→ Available records:
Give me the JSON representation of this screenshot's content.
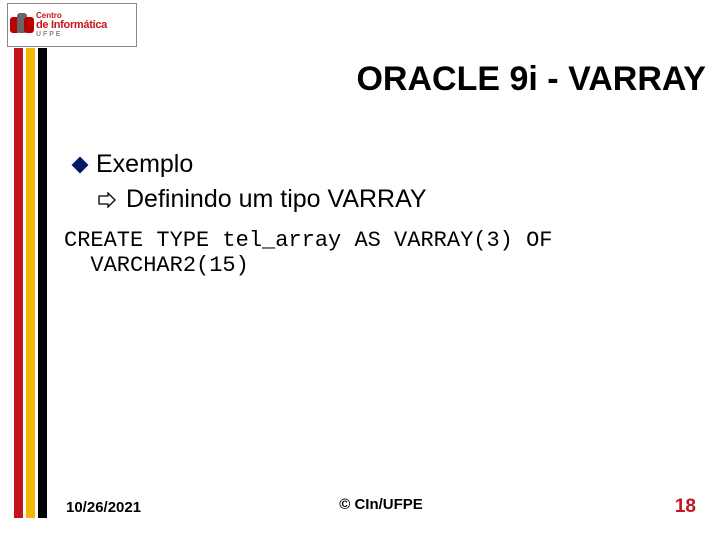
{
  "logo": {
    "line1": "Centro",
    "line2": "de Informática",
    "line3": "U F P E"
  },
  "title": {
    "shadowed": "ORACLE 9i  - ",
    "plain": "VARRAY"
  },
  "bullets": {
    "level1": "Exemplo",
    "level2": "Definindo um tipo VARRAY"
  },
  "code": "CREATE TYPE tel_array AS VARRAY(3) OF\n  VARCHAR2(15)",
  "footer": {
    "date": "10/26/2021",
    "copyright": "© CIn/UFPE",
    "page": "18"
  }
}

→ Given instruction: Set the data above down again exactly as given, with no pictures.

→ Reply:
Give me the JSON representation of this screenshot's content.
{
  "logo": {
    "line1": "Centro",
    "line2": "de Informática",
    "line3": "U F P E"
  },
  "title": {
    "shadowed": "ORACLE 9i  - ",
    "plain": "VARRAY"
  },
  "bullets": {
    "level1": "Exemplo",
    "level2": "Definindo um tipo VARRAY"
  },
  "code": "CREATE TYPE tel_array AS VARRAY(3) OF\n  VARCHAR2(15)",
  "footer": {
    "date": "10/26/2021",
    "copyright": "© CIn/UFPE",
    "page": "18"
  }
}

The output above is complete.